▶ Task directions: Count lines with the string "ROATCE" in them. State the number alone.
•••••
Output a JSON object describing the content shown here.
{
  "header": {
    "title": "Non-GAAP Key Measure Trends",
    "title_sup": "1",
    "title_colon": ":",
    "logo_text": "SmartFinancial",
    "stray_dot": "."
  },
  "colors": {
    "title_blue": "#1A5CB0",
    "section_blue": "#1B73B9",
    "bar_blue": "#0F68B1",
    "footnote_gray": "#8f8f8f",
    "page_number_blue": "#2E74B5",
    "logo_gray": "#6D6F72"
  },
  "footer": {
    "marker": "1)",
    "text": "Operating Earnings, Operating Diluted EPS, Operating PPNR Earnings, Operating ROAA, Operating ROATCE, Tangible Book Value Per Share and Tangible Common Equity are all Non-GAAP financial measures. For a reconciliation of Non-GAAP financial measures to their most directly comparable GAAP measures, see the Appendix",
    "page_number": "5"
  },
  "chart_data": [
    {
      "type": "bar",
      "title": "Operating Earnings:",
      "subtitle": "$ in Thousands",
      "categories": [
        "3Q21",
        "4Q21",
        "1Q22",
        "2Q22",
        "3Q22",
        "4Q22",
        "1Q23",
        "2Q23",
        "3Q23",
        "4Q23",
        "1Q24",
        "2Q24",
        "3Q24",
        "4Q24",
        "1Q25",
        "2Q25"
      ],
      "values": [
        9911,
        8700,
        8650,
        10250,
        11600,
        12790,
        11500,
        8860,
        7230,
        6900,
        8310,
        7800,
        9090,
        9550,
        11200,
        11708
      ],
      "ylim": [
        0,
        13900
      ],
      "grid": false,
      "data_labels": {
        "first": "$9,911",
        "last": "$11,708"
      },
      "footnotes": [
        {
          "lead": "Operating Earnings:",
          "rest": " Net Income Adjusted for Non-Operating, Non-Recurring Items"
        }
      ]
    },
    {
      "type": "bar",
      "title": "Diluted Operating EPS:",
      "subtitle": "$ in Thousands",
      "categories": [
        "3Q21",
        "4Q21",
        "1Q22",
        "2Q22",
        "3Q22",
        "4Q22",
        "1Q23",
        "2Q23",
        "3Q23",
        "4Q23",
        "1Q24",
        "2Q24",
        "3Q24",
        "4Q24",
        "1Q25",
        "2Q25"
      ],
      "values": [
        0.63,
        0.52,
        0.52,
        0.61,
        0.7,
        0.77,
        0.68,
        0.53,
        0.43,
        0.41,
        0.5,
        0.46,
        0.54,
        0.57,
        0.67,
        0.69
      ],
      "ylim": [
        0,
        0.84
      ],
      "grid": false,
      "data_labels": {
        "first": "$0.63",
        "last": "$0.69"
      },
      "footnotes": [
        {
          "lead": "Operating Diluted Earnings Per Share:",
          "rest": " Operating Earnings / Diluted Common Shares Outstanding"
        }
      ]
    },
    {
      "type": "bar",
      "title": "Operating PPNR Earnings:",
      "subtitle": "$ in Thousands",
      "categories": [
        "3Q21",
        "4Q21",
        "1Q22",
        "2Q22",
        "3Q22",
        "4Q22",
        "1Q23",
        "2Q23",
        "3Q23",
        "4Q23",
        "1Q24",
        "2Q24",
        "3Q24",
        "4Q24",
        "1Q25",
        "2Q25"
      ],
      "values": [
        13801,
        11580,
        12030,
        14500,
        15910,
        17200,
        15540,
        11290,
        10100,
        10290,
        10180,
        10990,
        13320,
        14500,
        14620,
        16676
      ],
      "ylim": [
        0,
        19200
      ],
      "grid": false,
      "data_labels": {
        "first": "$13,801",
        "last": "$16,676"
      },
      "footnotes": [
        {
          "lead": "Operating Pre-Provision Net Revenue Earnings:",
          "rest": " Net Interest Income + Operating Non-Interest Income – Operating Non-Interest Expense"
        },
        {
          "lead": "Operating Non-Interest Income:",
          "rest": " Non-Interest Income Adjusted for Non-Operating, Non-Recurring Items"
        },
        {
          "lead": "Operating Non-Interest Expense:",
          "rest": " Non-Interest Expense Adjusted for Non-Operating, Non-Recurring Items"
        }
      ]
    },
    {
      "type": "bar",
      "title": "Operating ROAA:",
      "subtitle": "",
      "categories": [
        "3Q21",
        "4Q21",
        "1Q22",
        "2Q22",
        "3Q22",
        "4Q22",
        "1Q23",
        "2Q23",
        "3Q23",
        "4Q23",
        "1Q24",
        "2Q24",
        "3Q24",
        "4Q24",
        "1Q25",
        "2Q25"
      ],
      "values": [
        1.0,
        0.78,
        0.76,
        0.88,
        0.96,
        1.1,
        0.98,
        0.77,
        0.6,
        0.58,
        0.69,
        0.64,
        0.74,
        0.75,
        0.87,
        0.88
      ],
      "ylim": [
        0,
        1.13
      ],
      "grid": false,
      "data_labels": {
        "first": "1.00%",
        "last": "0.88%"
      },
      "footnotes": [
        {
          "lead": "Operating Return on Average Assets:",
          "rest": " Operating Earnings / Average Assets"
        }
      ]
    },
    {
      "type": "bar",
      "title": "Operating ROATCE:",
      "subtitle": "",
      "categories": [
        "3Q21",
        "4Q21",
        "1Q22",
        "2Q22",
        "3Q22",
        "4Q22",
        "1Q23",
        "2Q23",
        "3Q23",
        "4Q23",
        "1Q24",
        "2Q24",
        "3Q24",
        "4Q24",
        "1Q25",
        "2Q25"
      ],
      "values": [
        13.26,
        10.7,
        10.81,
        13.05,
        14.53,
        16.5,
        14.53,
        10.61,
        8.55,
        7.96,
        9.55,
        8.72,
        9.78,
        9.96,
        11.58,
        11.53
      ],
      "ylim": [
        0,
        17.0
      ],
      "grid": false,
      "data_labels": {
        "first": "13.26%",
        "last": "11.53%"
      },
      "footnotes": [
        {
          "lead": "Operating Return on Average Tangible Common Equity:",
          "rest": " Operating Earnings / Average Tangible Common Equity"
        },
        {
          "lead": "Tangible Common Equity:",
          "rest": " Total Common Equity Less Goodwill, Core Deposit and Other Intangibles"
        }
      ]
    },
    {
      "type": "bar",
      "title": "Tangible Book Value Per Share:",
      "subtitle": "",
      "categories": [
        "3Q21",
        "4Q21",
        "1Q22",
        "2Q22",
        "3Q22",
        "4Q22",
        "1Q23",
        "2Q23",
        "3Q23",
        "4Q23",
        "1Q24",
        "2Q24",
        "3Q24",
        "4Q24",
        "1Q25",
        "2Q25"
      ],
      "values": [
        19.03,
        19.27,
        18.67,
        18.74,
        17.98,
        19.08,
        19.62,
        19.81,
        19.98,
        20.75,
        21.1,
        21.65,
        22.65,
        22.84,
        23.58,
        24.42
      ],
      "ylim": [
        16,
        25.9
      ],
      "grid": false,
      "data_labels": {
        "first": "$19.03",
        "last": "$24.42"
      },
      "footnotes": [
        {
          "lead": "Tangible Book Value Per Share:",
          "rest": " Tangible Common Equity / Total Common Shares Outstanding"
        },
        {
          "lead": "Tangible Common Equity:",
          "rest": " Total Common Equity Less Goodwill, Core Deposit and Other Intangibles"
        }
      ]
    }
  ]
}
•••••
▶ Task answer: 2